» Exercise aim
Note each line of the listing that contains the string "njegovo", and copy it.

[Data entries]
::::
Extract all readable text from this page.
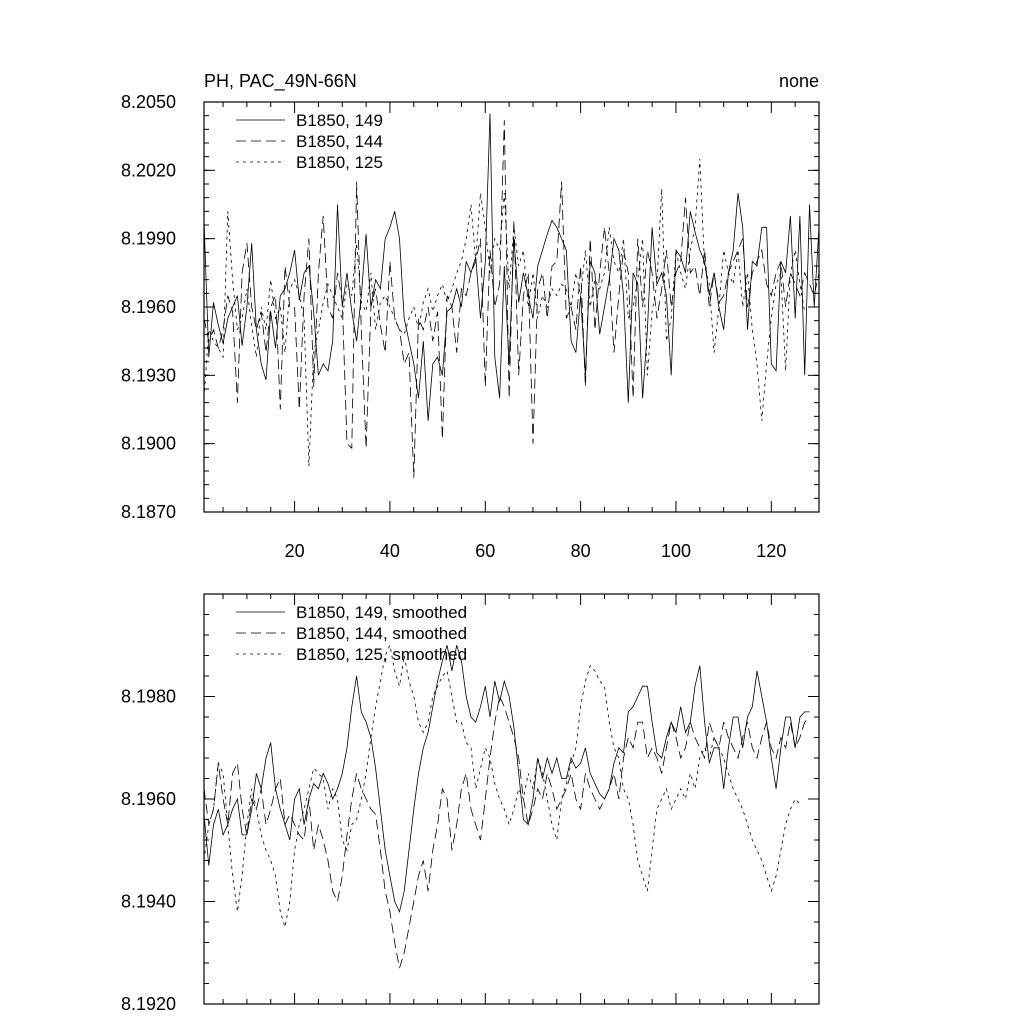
PH, PAC_49N-66N	none
8.1870
8.1900
8.1930
8.1960
8.1990
8.2020
8.2050
20	40	60	80	100	120
B1850, 149
B1850, 144
B1850, 125
8.1920
8.1940
8.1960
8.1980
B1850, 149, smoothed
B1850, 144, smoothed
B1850, 125, smoothed
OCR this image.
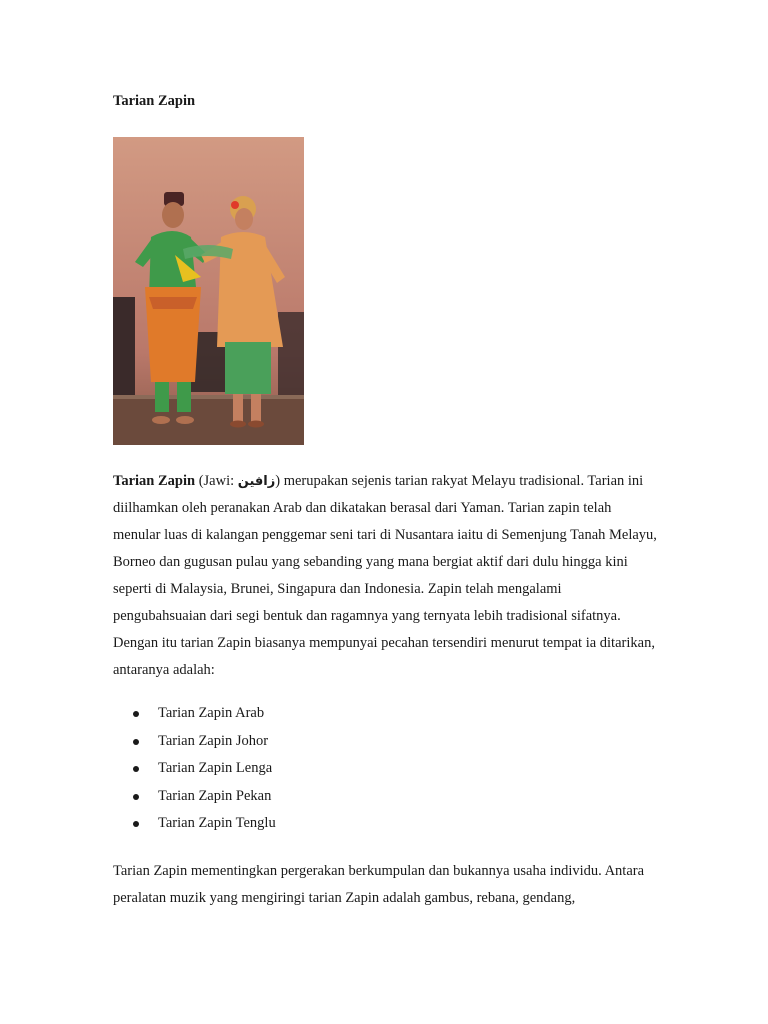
Tarian Zapin

Tarian Zapin (Jawi: زافين) merupakan sejenis tarian rakyat Melayu tradisional. Tarian ini diilhamkan oleh peranakan Arab dan dikatakan berasal dari Yaman. Tarian zapin telah menular luas di kalangan penggemar seni tari di Nusantara iaitu di Semenjung Tanah Melayu, Borneo dan gugusan pulau yang sebanding yang mana bergiat aktif dari dulu hingga kini seperti di Malaysia, Brunei, Singapura dan Indonesia. Zapin telah mengalami pengubahsuaian dari segi bentuk dan ragamnya yang ternyata lebih tradisional sifatnya. Dengan itu tarian Zapin biasanya mempunyai pecahan tersendiri menurut tempat ia ditarikan, antaranya adalah:

Tarian Zapin Arab
Tarian Zapin Johor
Tarian Zapin Lenga
Tarian Zapin Pekan
Tarian Zapin Tenglu

Tarian Zapin mementingkan pergerakan berkumpulan dan bukannya usaha individu. Antara peralatan muzik yang mengiringi tarian Zapin adalah gambus, rebana, gendang,
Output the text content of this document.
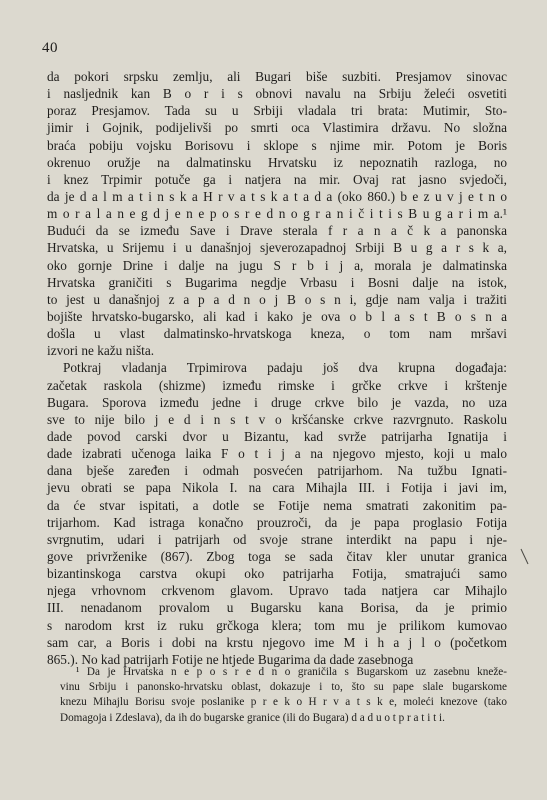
40
da pokori srpsku zemlju, ali Bugari biše suzbiti. Presjamov sinovac
i nasljednik kan B o r i s obnovi navalu na Srbiju želeći osvetiti
poraz Presjamov. Tada su u Srbiji vladala tri brata: Mutimir, Sto-
jimir i Gojnik, podijelivši po smrti oca Vlastimira državu. No složna
braća pobiju vojsku Borisovu i sklope s njime mir. Potom je Boris
okrenuo oružje na dalmatinsku Hrvatsku iz nepoznatih razloga, no
i knez Trpimir potuče ga i natjera na mir. Ovaj rat jasno svjedoči,
da je d a l m a t i n s k a H r v a t s k a t a d a (oko 860.) b e z u v j e t n o
m o r a l a n e g d j e n e p o s r e d n o g r a n i č i t i s B u g a r i m a.¹
Budući da se između Save i Drave sterala f r a n a č k a panonska
Hrvatska, u Srijemu i u današnjoj sjeverozapadnoj Srbiji B u g a r s k a,
oko gornje Drine i dalje na jugu S r b i j a, morala je dalmatinska
Hrvatska graničiti s Bugarima negdje Vrbasu i Bosni dalje na istok,
to jest u današnjoj z a p a d n o j B o s n i, gdje nam valja i tražiti
bojište hrvatsko-bugarsko, ali kad i kako je ova o b l a s t B o s n a
došla u vlast dalmatinsko-hrvatskoga kneza, o tom nam mršavi
izvori ne kažu ništa.
Potkraj vladanja Trpimirova padaju još dva krupna događaja:
začetak raskola (shizme) između rimske i grčke crkve i krštenje
Bugara. Sporova između jedne i druge crkve bilo je vazda, no uza
sve to nije bilo j e d i n s t v o kršćanske crkve razvrgnuto. Raskolu
dade povod carski dvor u Bizantu, kad svrže patrijarha Ignatija i
dade izabrati učenoga laika F o t i j a na njegovo mjesto, koji u malo
dana bješe zaređen i odmah posvećen patrijarhom. Na tužbu Ignati-
jevu obrati se papa Nikola I. na cara Mihajla III. i Fotija i javi im,
da će stvar ispitati, a dotle se Fotije nema smatrati zakonitim pa-
trijarhom. Kad istraga konačno prouzroči, da je papa proglasio Fotija
svrgnutim, udari i patrijarh od svoje strane interdikt na papu i nje-
gove privrženike (867). Zbog toga se sada čitav kler unutar granica
bizantinskoga carstva okupi oko patrijarha Fotija, smatrajući samo
njega vrhovnom crkvenom glavom. Upravo tada natjera car Mihajlo
III. nenadanom provalom u Bugarsku kana Borisa, da je primio
s narodom krst iz ruku grčkoga klera; tom mu je prilikom kumovao
sam car, a Boris i dobi na krstu njegovo ime M i h a j l o (početkom
865.). No kad patrijarh Fotije ne htjede Bugarima da dade zasebnoga
¹ Da je Hrvatska n e p o s r e d n o graničila s Bugarskom uz zasebnu kneže-
vinu Srbiju i panonsko-hrvatsku oblast, dokazuje i to, što su pape slale bugarskome
knezu Mihajlu Borisu svoje poslanike p r e k o H r v a t s k e, moleći knezove (tako
Domagoja i Zdeslava), da ih do bugarske granice (ili do Bugara) d a d u o t p r a t i t i.
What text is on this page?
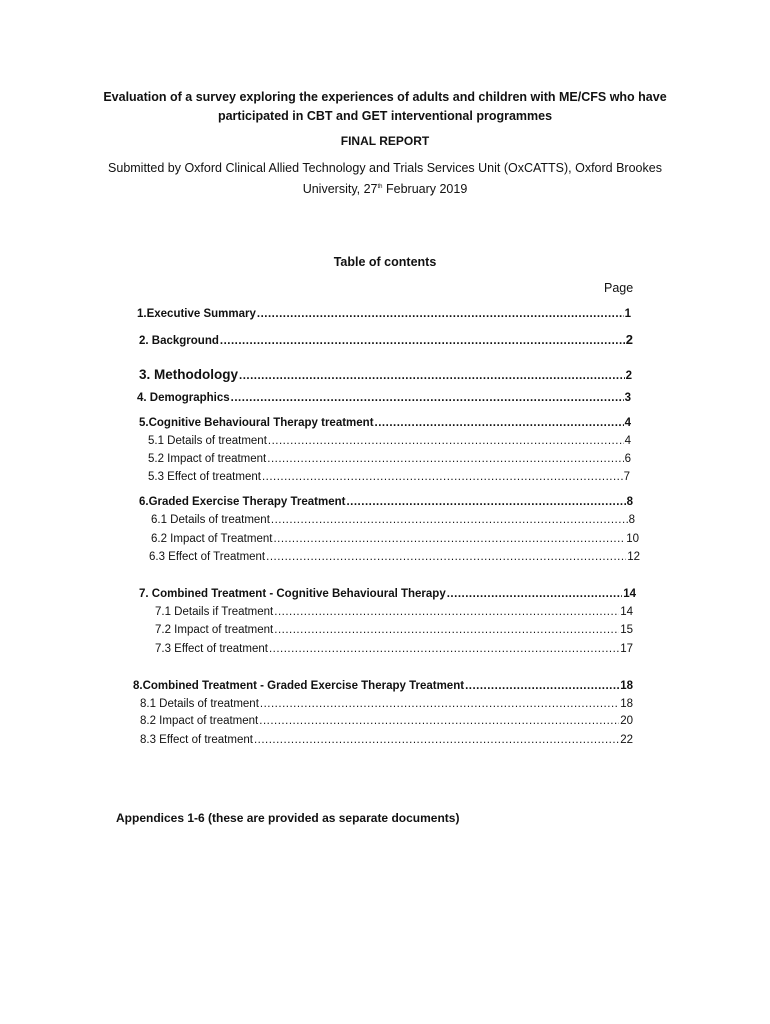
Evaluation of a survey exploring the experiences of adults and children with ME/CFS who have
participated in CBT and GET interventional programmes
FINAL REPORT
Submitted by Oxford Clinical Allied Technology and Trials Services Unit (OxCATTS), Oxford Brookes
University, 27th February 2019
Table of contents
Page
1.Executive Summary .....	1
2. Background .....	2
3. Methodology .....	2
4. Demographics .....	3
5.Cognitive Behavioural Therapy treatment .....	4
5.1 Details of treatment .....	4
5.2 Impact of treatment .....	6
5.3 Effect of treatment .....	7
6.Graded Exercise Therapy Treatment .....	8
6.1 Details of treatment .....	8
6.2 Impact of Treatment .....	10
6.3 Effect of Treatment .....	12
7. Combined Treatment - Cognitive Behavioural Therapy .....	14
7.1 Details if Treatment .....	14
7.2 Impact of treatment .....	15
7.3 Effect of treatment .....	17
8.Combined Treatment - Graded Exercise Therapy Treatment .....	18
8.1 Details of treatment .....	18
8.2 Impact of treatment .....	20
8.3 Effect of treatment .....	22
Appendices 1-6 (these are provided as separate documents)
::::
» Response to this exercise
dade izabrati učenoga laika F o t i j a na njegovo mjesto, koji u malo
sam car, a Boris i dobi na krstu njegovo ime M i h a j l o (početkom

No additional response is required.